The task — Write out each line that follows exactly as it stands, without the pictures.

Records about charts and figures
-- START --

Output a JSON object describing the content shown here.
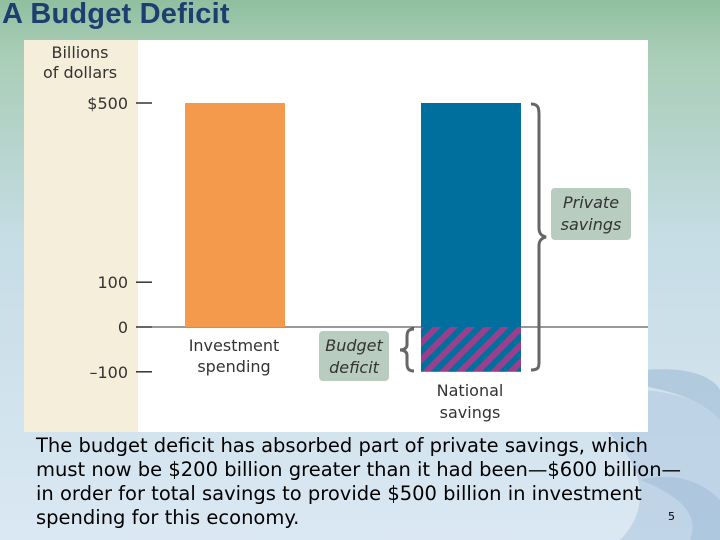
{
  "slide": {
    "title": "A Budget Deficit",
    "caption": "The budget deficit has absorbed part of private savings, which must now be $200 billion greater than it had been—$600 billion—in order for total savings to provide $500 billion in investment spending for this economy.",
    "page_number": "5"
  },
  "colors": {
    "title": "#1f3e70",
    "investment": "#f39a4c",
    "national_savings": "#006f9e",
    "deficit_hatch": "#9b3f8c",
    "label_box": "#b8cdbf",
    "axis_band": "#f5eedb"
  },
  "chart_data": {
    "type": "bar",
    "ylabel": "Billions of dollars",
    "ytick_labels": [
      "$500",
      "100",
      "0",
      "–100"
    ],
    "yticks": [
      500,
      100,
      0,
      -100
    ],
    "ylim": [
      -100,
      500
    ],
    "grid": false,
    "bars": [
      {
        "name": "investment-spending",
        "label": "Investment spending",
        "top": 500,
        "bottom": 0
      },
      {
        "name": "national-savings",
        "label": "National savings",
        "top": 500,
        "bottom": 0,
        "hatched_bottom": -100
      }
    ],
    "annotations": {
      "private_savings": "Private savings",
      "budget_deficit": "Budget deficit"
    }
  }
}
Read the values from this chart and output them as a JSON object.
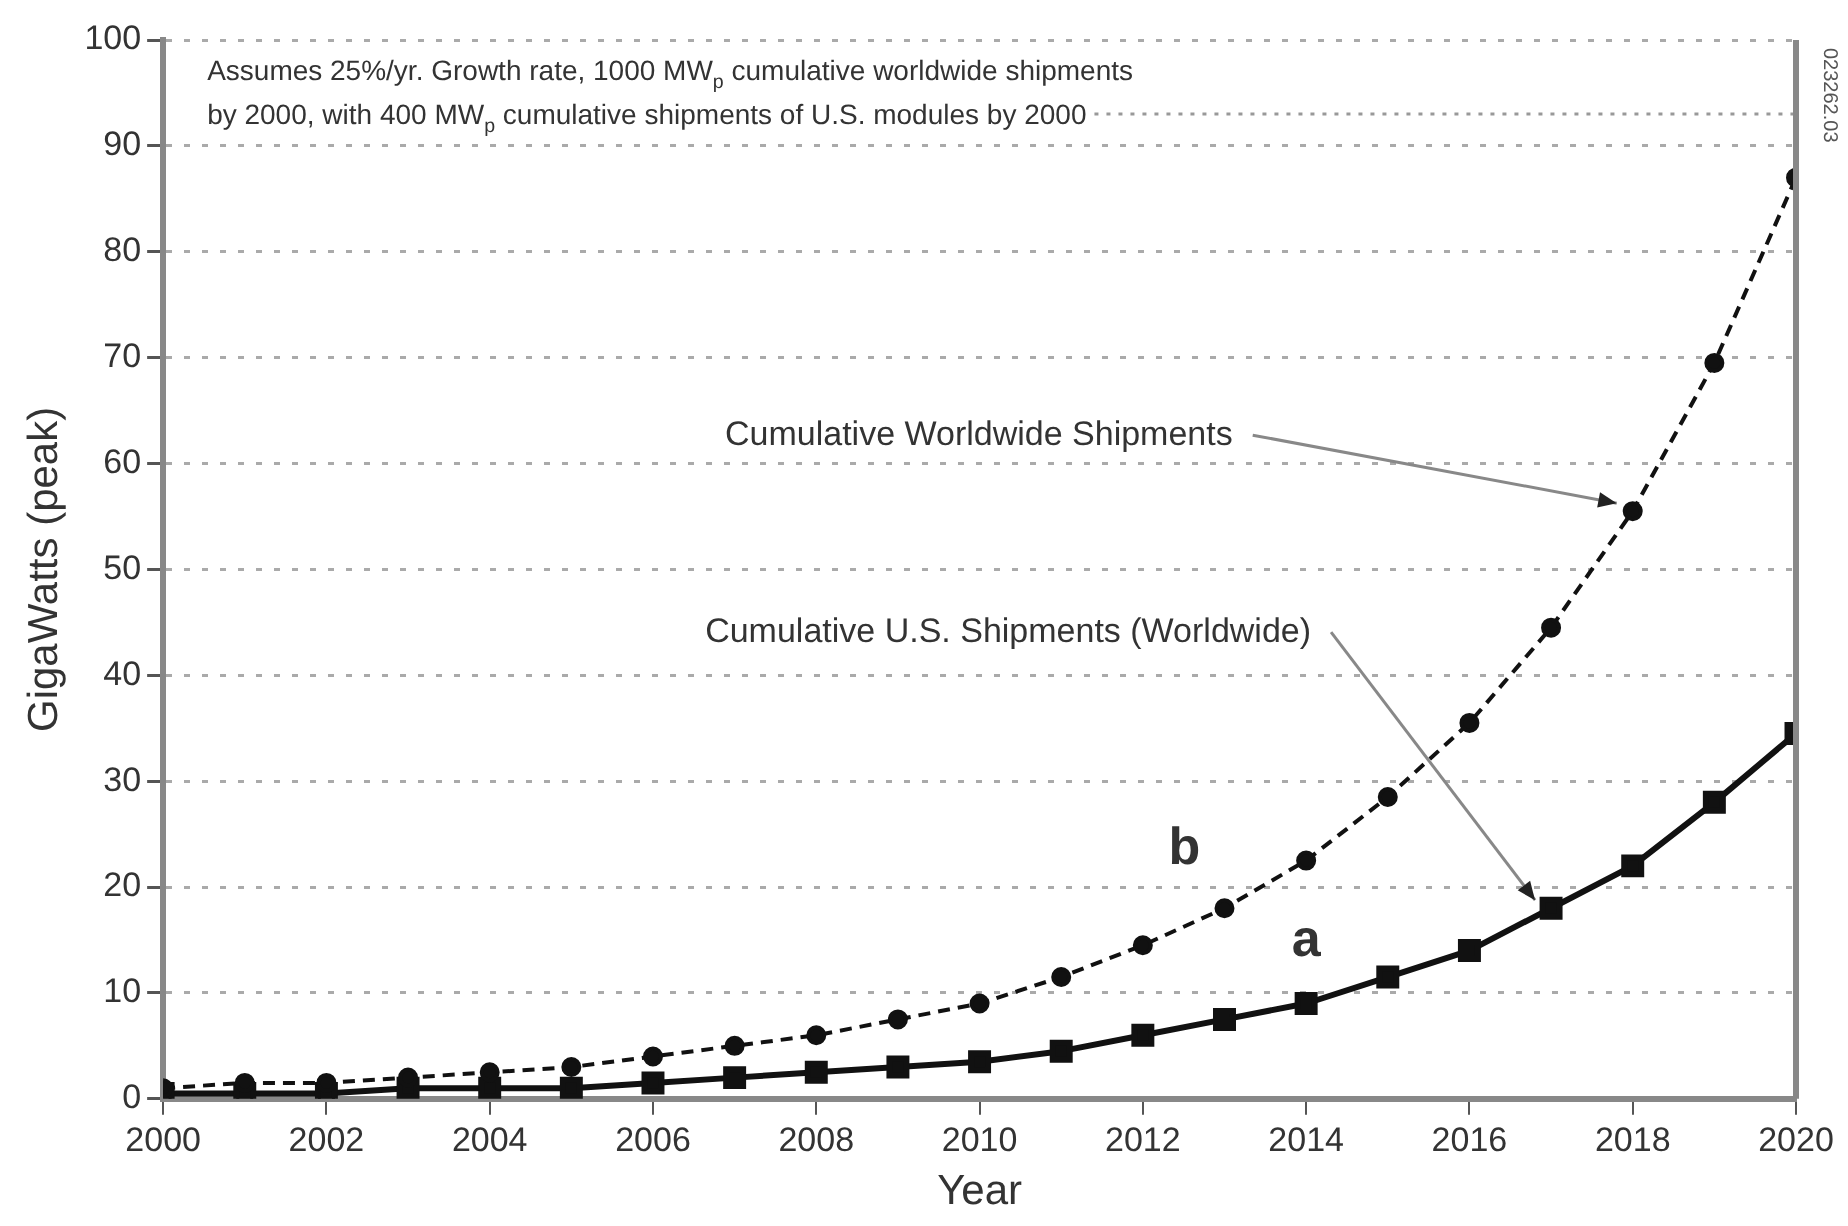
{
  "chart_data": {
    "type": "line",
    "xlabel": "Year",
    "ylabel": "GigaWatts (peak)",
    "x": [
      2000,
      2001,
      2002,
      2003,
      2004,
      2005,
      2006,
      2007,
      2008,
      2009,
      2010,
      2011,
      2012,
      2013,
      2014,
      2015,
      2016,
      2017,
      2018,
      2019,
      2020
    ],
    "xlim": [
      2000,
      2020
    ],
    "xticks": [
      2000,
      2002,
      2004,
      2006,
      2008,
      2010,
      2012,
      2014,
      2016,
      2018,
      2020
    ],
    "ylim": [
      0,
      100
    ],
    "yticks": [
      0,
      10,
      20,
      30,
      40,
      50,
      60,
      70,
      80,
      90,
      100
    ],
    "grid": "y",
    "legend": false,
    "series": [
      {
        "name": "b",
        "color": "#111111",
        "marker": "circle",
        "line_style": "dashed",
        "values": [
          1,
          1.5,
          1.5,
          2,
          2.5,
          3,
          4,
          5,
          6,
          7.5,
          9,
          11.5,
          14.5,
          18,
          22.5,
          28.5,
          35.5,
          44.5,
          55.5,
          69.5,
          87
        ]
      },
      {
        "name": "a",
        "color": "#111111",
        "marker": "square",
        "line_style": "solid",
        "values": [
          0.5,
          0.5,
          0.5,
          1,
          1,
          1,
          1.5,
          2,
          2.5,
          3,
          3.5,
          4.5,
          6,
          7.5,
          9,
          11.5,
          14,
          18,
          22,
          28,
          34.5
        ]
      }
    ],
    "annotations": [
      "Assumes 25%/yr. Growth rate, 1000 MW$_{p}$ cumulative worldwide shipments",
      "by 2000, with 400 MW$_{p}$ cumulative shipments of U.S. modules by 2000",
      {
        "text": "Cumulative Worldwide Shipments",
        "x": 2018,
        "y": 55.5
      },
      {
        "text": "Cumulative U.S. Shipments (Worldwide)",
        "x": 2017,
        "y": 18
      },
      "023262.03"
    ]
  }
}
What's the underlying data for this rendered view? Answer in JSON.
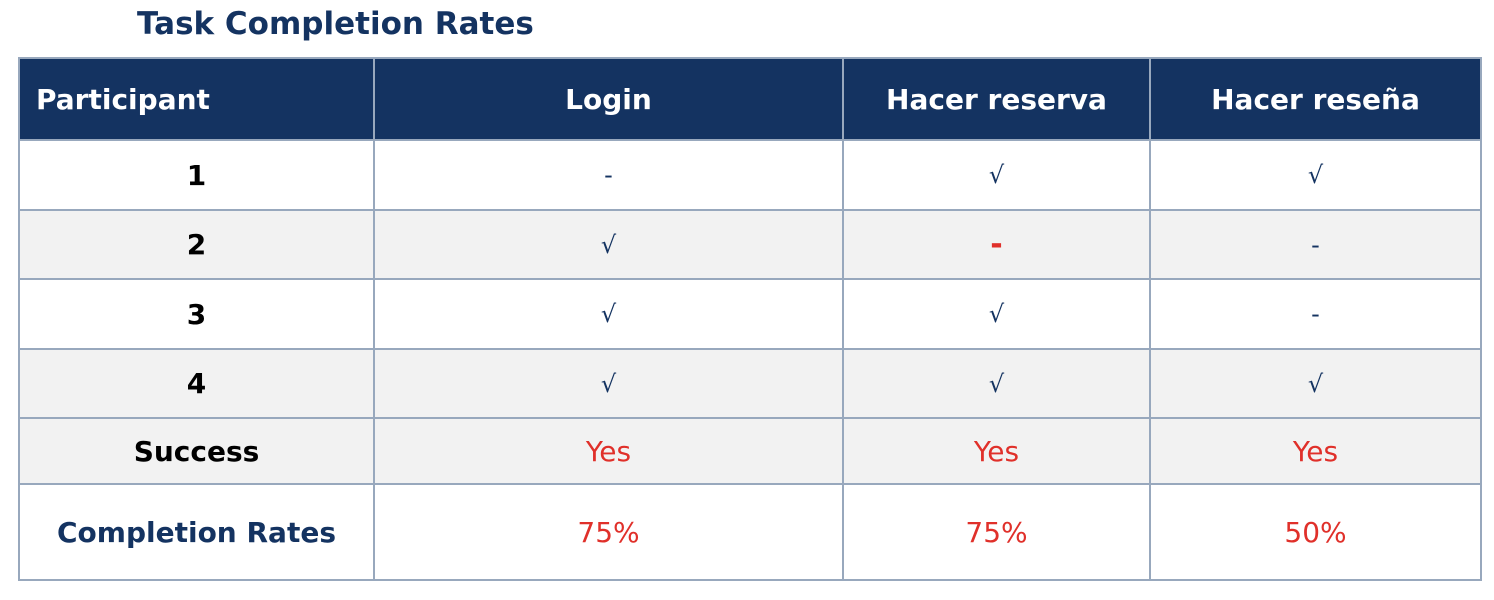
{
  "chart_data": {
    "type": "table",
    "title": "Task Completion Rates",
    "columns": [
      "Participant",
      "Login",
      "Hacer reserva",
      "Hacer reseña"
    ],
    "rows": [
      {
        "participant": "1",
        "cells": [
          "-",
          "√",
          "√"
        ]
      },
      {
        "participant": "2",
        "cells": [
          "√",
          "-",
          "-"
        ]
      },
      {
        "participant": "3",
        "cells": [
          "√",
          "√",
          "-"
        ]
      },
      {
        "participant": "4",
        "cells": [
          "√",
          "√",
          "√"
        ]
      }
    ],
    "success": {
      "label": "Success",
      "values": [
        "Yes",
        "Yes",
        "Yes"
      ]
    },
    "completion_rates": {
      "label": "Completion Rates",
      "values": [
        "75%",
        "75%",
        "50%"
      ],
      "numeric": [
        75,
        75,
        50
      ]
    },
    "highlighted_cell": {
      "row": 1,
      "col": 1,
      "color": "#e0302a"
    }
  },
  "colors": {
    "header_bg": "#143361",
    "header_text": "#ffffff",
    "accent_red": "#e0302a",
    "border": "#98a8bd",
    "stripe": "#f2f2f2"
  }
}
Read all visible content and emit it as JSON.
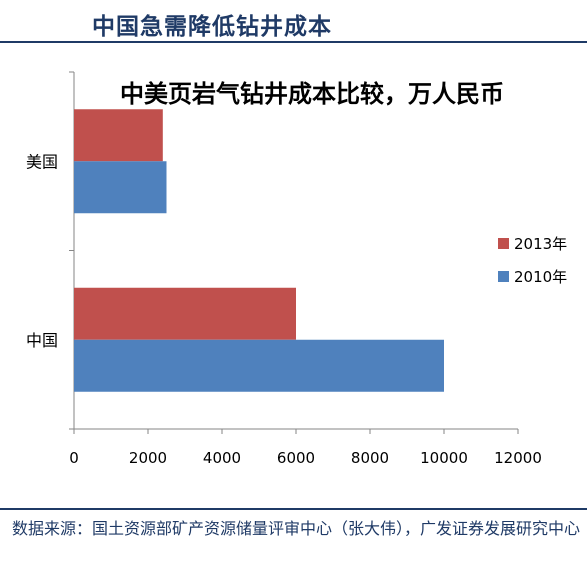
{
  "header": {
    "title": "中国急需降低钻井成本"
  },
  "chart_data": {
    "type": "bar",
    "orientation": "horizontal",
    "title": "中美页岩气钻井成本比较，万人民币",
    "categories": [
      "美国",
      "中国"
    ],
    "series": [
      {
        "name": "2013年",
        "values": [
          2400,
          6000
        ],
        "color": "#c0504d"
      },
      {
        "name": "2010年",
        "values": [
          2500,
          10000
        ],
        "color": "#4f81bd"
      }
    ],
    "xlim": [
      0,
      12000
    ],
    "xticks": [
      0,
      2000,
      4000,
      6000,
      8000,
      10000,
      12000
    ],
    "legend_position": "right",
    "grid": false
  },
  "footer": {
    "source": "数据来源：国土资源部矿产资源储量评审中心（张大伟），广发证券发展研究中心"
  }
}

-- END --

Exercise output —
Output a JSON object describing the content shown here.
{
  "slide": {
    "title": "A Budget Deficit",
    "caption": "The budget deficit has absorbed part of private savings, which must now be $200 billion greater than it had been—$600 billion—in order for total savings to provide $500 billion in investment spending for this economy.",
    "page_number": "5"
  },
  "colors": {
    "title": "#1f3e70",
    "investment": "#f39a4c",
    "national_savings": "#006f9e",
    "deficit_hatch": "#9b3f8c",
    "label_box": "#b8cdbf",
    "axis_band": "#f5eedb"
  },
  "chart_data": {
    "type": "bar",
    "ylabel": "Billions of dollars",
    "ytick_labels": [
      "$500",
      "100",
      "0",
      "–100"
    ],
    "yticks": [
      500,
      100,
      0,
      -100
    ],
    "ylim": [
      -100,
      500
    ],
    "grid": false,
    "bars": [
      {
        "name": "investment-spending",
        "label": "Investment spending",
        "top": 500,
        "bottom": 0
      },
      {
        "name": "national-savings",
        "label": "National savings",
        "top": 500,
        "bottom": 0,
        "hatched_bottom": -100
      }
    ],
    "annotations": {
      "private_savings": "Private savings",
      "budget_deficit": "Budget deficit"
    }
  }
}
Read the values from this chart and output them as a JSON object.
{
  "chart_data": {
    "type": "line",
    "xlabel": "Year",
    "ylabel": "GigaWatts (peak)",
    "x": [
      2000,
      2001,
      2002,
      2003,
      2004,
      2005,
      2006,
      2007,
      2008,
      2009,
      2010,
      2011,
      2012,
      2013,
      2014,
      2015,
      2016,
      2017,
      2018,
      2019,
      2020
    ],
    "xlim": [
      2000,
      2020
    ],
    "xticks": [
      2000,
      2002,
      2004,
      2006,
      2008,
      2010,
      2012,
      2014,
      2016,
      2018,
      2020
    ],
    "ylim": [
      0,
      100
    ],
    "yticks": [
      0,
      10,
      20,
      30,
      40,
      50,
      60,
      70,
      80,
      90,
      100
    ],
    "grid": "y",
    "legend": false,
    "series": [
      {
        "name": "b",
        "color": "#111111",
        "marker": "circle",
        "line_style": "dashed",
        "values": [
          1,
          1.5,
          1.5,
          2,
          2.5,
          3,
          4,
          5,
          6,
          7.5,
          9,
          11.5,
          14.5,
          18,
          22.5,
          28.5,
          35.5,
          44.5,
          55.5,
          69.5,
          87
        ]
      },
      {
        "name": "a",
        "color": "#111111",
        "marker": "square",
        "line_style": "solid",
        "values": [
          0.5,
          0.5,
          0.5,
          1,
          1,
          1,
          1.5,
          2,
          2.5,
          3,
          3.5,
          4.5,
          6,
          7.5,
          9,
          11.5,
          14,
          18,
          22,
          28,
          34.5
        ]
      }
    ],
    "annotations": [
      "Assumes 25%/yr. Growth rate, 1000 MW$_{p}$ cumulative worldwide shipments",
      "by 2000, with 400 MW$_{p}$ cumulative shipments of U.S. modules by 2000",
      {
        "text": "Cumulative Worldwide Shipments",
        "x": 2018,
        "y": 55.5
      },
      {
        "text": "Cumulative U.S. Shipments (Worldwide)",
        "x": 2017,
        "y": 18
      },
      "023262.03"
    ]
  }
}
What's the underlying data for this rendered view? Answer in JSON.
{
  "chart_data": {
    "type": "table",
    "title": "Task Completion Rates",
    "columns": [
      "Participant",
      "Login",
      "Hacer reserva",
      "Hacer reseña"
    ],
    "rows": [
      {
        "participant": "1",
        "cells": [
          "-",
          "√",
          "√"
        ]
      },
      {
        "participant": "2",
        "cells": [
          "√",
          "-",
          "-"
        ]
      },
      {
        "participant": "3",
        "cells": [
          "√",
          "√",
          "-"
        ]
      },
      {
        "participant": "4",
        "cells": [
          "√",
          "√",
          "√"
        ]
      }
    ],
    "success": {
      "label": "Success",
      "values": [
        "Yes",
        "Yes",
        "Yes"
      ]
    },
    "completion_rates": {
      "label": "Completion Rates",
      "values": [
        "75%",
        "75%",
        "50%"
      ],
      "numeric": [
        75,
        75,
        50
      ]
    },
    "highlighted_cell": {
      "row": 1,
      "col": 1,
      "color": "#e0302a"
    }
  },
  "colors": {
    "header_bg": "#143361",
    "header_text": "#ffffff",
    "accent_red": "#e0302a",
    "border": "#98a8bd",
    "stripe": "#f2f2f2"
  }
}
Read all visible content and emit it as JSON.
{
  "header": {
    "title": "中国急需降低钻井成本"
  },
  "chart_data": {
    "type": "bar",
    "orientation": "horizontal",
    "title": "中美页岩气钻井成本比较，万人民币",
    "categories": [
      "美国",
      "中国"
    ],
    "series": [
      {
        "name": "2013年",
        "values": [
          2400,
          6000
        ],
        "color": "#c0504d"
      },
      {
        "name": "2010年",
        "values": [
          2500,
          10000
        ],
        "color": "#4f81bd"
      }
    ],
    "xlim": [
      0,
      12000
    ],
    "xticks": [
      0,
      2000,
      4000,
      6000,
      8000,
      10000,
      12000
    ],
    "legend_position": "right",
    "grid": false
  },
  "footer": {
    "source": "数据来源：国土资源部矿产资源储量评审中心（张大伟），广发证券发展研究中心"
  }
}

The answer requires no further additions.